== Task to complete ==
Look through the lines below and extract any with the word "现在的Echo不但能回答问题".
== Recorded data ==
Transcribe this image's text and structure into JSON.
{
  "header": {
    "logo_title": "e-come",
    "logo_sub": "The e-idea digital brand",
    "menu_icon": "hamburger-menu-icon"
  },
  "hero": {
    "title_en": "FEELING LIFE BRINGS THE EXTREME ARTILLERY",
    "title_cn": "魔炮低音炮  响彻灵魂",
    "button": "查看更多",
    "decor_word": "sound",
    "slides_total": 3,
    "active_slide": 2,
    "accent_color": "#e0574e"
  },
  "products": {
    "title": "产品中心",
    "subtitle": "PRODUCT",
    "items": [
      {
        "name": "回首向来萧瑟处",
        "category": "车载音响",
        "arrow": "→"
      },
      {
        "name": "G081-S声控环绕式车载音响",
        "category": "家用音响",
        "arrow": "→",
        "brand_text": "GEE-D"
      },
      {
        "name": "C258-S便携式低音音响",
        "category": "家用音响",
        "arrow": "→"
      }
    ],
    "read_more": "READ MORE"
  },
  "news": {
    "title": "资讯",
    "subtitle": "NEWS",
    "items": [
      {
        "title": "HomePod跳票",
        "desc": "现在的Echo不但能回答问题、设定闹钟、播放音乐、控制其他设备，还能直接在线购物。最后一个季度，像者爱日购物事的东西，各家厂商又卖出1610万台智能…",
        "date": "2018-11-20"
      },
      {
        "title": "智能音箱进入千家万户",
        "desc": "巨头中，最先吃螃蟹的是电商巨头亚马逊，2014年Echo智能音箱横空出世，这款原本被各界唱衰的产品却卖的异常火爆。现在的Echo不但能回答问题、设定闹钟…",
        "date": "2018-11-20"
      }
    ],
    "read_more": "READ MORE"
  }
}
===
== Final answer ==
        "desc": "现在的Echo不但能回答问题、设定闹钟、播放音乐、控制其他设备，还能直接在线购物。最后一个季度，像者爱日购物事的东西，各家厂商又卖出1610万台智能…",
        "desc": "巨头中，最先吃螃蟹的是电商巨头亚马逊，2014年Echo智能音箱横空出世，这款原本被各界唱衰的产品却卖的异常火爆。现在的Echo不但能回答问题、设定闹钟…",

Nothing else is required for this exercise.